§ Stated exercise:
Return the complete listing that follows, with each line reproduced exactly.

§ The input:
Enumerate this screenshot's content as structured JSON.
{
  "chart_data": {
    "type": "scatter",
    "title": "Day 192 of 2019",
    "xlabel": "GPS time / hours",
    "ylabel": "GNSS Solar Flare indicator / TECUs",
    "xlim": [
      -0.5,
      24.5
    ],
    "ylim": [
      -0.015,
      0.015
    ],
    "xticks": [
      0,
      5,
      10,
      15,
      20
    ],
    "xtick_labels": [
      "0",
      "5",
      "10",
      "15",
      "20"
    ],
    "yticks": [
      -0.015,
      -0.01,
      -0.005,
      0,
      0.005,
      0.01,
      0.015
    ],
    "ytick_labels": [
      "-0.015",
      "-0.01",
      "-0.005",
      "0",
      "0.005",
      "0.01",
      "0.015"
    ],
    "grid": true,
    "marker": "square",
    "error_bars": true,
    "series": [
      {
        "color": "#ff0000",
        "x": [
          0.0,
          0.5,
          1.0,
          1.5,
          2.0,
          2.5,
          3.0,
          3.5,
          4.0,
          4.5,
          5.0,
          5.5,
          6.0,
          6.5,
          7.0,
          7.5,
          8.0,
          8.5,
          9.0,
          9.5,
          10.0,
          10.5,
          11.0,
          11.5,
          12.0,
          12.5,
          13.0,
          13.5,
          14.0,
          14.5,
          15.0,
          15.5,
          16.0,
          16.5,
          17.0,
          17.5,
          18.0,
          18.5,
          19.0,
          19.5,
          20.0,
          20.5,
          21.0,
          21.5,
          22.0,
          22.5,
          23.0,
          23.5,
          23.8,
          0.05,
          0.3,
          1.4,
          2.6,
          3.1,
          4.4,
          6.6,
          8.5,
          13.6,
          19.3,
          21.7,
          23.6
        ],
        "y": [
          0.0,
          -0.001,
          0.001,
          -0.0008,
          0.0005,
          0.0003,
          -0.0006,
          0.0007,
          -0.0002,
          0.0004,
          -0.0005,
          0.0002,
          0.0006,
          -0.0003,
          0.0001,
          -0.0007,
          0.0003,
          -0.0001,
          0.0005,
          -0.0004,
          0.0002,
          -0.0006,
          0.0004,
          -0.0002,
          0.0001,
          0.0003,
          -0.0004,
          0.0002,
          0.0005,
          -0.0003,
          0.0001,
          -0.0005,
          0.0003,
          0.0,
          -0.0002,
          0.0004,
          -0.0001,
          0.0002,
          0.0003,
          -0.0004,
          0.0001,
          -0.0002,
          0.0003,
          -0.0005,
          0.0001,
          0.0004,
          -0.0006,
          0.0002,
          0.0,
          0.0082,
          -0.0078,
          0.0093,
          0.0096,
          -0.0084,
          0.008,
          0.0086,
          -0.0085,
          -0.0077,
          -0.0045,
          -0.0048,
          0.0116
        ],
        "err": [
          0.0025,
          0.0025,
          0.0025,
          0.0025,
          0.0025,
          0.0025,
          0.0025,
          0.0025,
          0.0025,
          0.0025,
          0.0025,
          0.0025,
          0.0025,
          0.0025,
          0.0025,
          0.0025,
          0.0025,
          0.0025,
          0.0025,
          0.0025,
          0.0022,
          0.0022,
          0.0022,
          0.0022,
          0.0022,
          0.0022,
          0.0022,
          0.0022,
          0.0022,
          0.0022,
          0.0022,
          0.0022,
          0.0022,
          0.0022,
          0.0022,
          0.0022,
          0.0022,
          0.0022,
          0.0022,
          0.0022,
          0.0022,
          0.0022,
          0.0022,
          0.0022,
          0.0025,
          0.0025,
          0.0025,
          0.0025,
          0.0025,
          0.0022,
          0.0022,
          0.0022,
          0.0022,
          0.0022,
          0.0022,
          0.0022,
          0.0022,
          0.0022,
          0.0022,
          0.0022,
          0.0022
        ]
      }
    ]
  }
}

§ Written response:
Enumerate this screenshot's content as structured JSON.
{
  "chart_data": {
    "type": "scatter",
    "title": "Day 192 of 2019",
    "xlabel": "GPS time / hours",
    "ylabel": "GNSS Solar Flare indicator / TECUs",
    "xlim": [
      -0.5,
      24.5
    ],
    "ylim": [
      -0.015,
      0.015
    ],
    "xticks": [
      0,
      5,
      10,
      15,
      20
    ],
    "xtick_labels": [
      "0",
      "5",
      "10",
      "15",
      "20"
    ],
    "yticks": [
      -0.015,
      -0.01,
      -0.005,
      0,
      0.005,
      0.01,
      0.015
    ],
    "ytick_labels": [
      "-0.015",
      "-0.01",
      "-0.005",
      "0",
      "0.005",
      "0.01",
      "0.015"
    ],
    "grid": true,
    "marker": "square",
    "error_bars": true,
    "series": [
      {
        "color": "#ff0000",
        "x": [
          0.0,
          0.5,
          1.0,
          1.5,
          2.0,
          2.5,
          3.0,
          3.5,
          4.0,
          4.5,
          5.0,
          5.5,
          6.0,
          6.5,
          7.0,
          7.5,
          8.0,
          8.5,
          9.0,
          9.5,
          10.0,
          10.5,
          11.0,
          11.5,
          12.0,
          12.5,
          13.0,
          13.5,
          14.0,
          14.5,
          15.0,
          15.5,
          16.0,
          16.5,
          17.0,
          17.5,
          18.0,
          18.5,
          19.0,
          19.5,
          20.0,
          20.5,
          21.0,
          21.5,
          22.0,
          22.5,
          23.0,
          23.5,
          23.8,
          0.05,
          0.3,
          1.4,
          2.6,
          3.1,
          4.4,
          6.6,
          8.5,
          13.6,
          19.3,
          21.7,
          23.6
        ],
        "y": [
          0.0,
          -0.001,
          0.001,
          -0.0008,
          0.0005,
          0.0003,
          -0.0006,
          0.0007,
          -0.0002,
          0.0004,
          -0.0005,
          0.0002,
          0.0006,
          -0.0003,
          0.0001,
          -0.0007,
          0.0003,
          -0.0001,
          0.0005,
          -0.0004,
          0.0002,
          -0.0006,
          0.0004,
          -0.0002,
          0.0001,
          0.0003,
          -0.0004,
          0.0002,
          0.0005,
          -0.0003,
          0.0001,
          -0.0005,
          0.0003,
          0.0,
          -0.0002,
          0.0004,
          -0.0001,
          0.0002,
          0.0003,
          -0.0004,
          0.0001,
          -0.0002,
          0.0003,
          -0.0005,
          0.0001,
          0.0004,
          -0.0006,
          0.0002,
          0.0,
          0.0082,
          -0.0078,
          0.0093,
          0.0096,
          -0.0084,
          0.008,
          0.0086,
          -0.0085,
          -0.0077,
          -0.0045,
          -0.0048,
          0.0116
        ],
        "err": [
          0.0025,
          0.0025,
          0.0025,
          0.0025,
          0.0025,
          0.0025,
          0.0025,
          0.0025,
          0.0025,
          0.0025,
          0.0025,
          0.0025,
          0.0025,
          0.0025,
          0.0025,
          0.0025,
          0.0025,
          0.0025,
          0.0025,
          0.0025,
          0.0022,
          0.0022,
          0.0022,
          0.0022,
          0.0022,
          0.0022,
          0.0022,
          0.0022,
          0.0022,
          0.0022,
          0.0022,
          0.0022,
          0.0022,
          0.0022,
          0.0022,
          0.0022,
          0.0022,
          0.0022,
          0.0022,
          0.0022,
          0.0022,
          0.0022,
          0.0022,
          0.0022,
          0.0025,
          0.0025,
          0.0025,
          0.0025,
          0.0025,
          0.0022,
          0.0022,
          0.0022,
          0.0022,
          0.0022,
          0.0022,
          0.0022,
          0.0022,
          0.0022,
          0.0022,
          0.0022,
          0.0022
        ]
      }
    ]
  }
}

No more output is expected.